• _Directive_
Please copy the data from its first line up to and including the line with "portswigger-icon: ⚡ bbox=[334, 99, 352, 117]", reproducing every line exactly.

• _Recorded information_

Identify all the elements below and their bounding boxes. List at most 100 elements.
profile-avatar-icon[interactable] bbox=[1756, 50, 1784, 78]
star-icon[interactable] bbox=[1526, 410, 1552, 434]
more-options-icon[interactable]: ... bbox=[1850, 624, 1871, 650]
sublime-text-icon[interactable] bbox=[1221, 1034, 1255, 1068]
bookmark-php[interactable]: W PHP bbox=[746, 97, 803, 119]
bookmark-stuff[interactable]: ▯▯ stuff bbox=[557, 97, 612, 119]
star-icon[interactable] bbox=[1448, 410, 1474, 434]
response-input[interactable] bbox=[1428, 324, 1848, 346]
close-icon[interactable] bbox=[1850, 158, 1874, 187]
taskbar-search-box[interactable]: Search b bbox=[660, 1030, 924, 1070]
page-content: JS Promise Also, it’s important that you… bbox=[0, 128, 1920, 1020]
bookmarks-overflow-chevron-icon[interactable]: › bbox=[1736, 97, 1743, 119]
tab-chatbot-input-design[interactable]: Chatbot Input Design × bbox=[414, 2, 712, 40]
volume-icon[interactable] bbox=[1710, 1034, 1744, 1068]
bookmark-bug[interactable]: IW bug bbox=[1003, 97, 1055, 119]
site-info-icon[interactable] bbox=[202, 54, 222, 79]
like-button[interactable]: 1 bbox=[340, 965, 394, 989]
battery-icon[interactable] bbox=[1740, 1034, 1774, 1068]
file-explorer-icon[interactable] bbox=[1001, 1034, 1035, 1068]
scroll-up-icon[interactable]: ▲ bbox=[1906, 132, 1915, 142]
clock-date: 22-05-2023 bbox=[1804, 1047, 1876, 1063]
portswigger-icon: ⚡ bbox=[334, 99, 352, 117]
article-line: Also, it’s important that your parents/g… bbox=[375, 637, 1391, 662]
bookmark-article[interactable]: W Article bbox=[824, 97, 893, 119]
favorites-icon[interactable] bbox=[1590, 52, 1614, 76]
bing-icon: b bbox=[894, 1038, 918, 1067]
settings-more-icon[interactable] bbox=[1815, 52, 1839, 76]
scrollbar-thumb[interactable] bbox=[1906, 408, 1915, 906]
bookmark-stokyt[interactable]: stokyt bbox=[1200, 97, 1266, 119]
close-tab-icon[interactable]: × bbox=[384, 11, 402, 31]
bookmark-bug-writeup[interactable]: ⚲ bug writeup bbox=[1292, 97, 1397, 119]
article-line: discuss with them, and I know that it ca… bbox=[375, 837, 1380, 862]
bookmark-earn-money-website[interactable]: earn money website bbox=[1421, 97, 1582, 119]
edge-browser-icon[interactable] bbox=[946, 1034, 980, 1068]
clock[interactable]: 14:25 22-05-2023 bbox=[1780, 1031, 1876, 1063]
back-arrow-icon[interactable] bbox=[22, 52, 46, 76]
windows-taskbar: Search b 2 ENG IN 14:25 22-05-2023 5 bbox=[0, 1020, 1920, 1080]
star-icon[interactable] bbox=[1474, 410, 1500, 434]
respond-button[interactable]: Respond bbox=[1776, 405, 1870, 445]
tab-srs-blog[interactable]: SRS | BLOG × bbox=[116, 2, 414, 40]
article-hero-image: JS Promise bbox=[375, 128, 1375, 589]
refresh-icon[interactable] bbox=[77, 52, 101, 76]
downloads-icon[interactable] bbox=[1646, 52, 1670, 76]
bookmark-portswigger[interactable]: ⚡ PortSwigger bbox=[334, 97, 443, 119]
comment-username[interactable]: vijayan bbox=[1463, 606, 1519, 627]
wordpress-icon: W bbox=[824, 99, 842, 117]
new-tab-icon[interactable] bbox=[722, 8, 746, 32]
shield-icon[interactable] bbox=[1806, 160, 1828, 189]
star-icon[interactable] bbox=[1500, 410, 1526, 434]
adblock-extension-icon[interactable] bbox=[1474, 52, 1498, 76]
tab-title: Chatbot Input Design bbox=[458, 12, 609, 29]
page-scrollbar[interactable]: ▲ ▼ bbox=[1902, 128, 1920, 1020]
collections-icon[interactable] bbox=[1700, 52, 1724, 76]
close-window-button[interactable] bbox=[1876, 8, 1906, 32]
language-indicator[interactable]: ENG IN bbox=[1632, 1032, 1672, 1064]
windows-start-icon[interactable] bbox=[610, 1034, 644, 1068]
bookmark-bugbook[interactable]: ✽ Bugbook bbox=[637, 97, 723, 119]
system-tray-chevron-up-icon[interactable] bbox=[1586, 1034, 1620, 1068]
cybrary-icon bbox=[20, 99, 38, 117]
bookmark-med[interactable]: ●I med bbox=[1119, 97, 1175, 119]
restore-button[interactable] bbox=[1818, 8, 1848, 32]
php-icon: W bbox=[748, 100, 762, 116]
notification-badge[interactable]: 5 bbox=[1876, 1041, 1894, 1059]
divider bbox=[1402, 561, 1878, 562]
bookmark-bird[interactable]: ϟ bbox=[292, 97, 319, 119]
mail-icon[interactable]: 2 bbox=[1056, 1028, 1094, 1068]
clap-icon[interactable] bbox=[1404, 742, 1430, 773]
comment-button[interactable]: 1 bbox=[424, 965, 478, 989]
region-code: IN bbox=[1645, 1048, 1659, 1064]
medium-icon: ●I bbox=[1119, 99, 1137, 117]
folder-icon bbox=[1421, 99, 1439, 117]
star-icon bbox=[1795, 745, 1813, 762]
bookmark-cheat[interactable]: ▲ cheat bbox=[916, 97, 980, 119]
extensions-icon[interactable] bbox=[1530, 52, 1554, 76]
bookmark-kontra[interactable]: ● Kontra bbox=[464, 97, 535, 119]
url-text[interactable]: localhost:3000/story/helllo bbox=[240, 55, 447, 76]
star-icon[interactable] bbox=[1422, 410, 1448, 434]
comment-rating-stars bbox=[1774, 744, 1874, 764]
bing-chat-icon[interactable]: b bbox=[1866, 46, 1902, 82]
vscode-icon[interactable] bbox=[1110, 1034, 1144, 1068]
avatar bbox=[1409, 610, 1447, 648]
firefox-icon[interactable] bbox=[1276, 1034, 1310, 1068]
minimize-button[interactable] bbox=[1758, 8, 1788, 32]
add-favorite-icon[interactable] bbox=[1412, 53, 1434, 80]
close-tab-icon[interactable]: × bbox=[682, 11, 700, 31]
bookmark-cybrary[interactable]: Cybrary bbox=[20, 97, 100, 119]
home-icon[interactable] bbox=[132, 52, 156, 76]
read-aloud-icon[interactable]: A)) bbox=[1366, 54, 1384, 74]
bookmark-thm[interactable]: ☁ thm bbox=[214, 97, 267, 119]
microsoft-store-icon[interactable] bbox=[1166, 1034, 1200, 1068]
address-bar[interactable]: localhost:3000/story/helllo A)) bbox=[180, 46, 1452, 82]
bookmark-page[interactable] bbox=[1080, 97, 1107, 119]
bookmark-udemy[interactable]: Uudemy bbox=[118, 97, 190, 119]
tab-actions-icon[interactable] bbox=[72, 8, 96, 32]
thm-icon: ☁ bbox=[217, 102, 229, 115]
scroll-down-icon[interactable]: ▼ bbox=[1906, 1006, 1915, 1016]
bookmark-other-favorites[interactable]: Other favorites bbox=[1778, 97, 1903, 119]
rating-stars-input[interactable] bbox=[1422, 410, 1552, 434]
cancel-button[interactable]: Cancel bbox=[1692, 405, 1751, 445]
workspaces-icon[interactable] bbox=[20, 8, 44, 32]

• _Solution for this exercise_
Identify all the elements below and their bounding boxes. List at most 100 elements.
profile-avatar-icon[interactable] bbox=[1756, 50, 1784, 78]
star-icon[interactable] bbox=[1526, 410, 1552, 434]
more-options-icon[interactable]: ... bbox=[1850, 624, 1871, 650]
sublime-text-icon[interactable] bbox=[1221, 1034, 1255, 1068]
bookmark-php[interactable]: W PHP bbox=[746, 97, 803, 119]
bookmark-stuff[interactable]: ▯▯ stuff bbox=[557, 97, 612, 119]
star-icon[interactable] bbox=[1448, 410, 1474, 434]
response-input[interactable] bbox=[1428, 324, 1848, 346]
close-icon[interactable] bbox=[1850, 158, 1874, 187]
taskbar-search-box[interactable]: Search b bbox=[660, 1030, 924, 1070]
page-content: JS Promise Also, it’s important that you… bbox=[0, 128, 1920, 1020]
bookmarks-overflow-chevron-icon[interactable]: › bbox=[1736, 97, 1743, 119]
tab-chatbot-input-design[interactable]: Chatbot Input Design × bbox=[414, 2, 712, 40]
volume-icon[interactable] bbox=[1710, 1034, 1744, 1068]
bookmark-bug[interactable]: IW bug bbox=[1003, 97, 1055, 119]
site-info-icon[interactable] bbox=[202, 54, 222, 79]
like-button[interactable]: 1 bbox=[340, 965, 394, 989]
battery-icon[interactable] bbox=[1740, 1034, 1774, 1068]
file-explorer-icon[interactable] bbox=[1001, 1034, 1035, 1068]
scroll-up-icon[interactable]: ▲ bbox=[1906, 132, 1915, 142]
clock-date: 22-05-2023 bbox=[1804, 1047, 1876, 1063]
portswigger-icon: ⚡ bbox=[334, 99, 352, 117]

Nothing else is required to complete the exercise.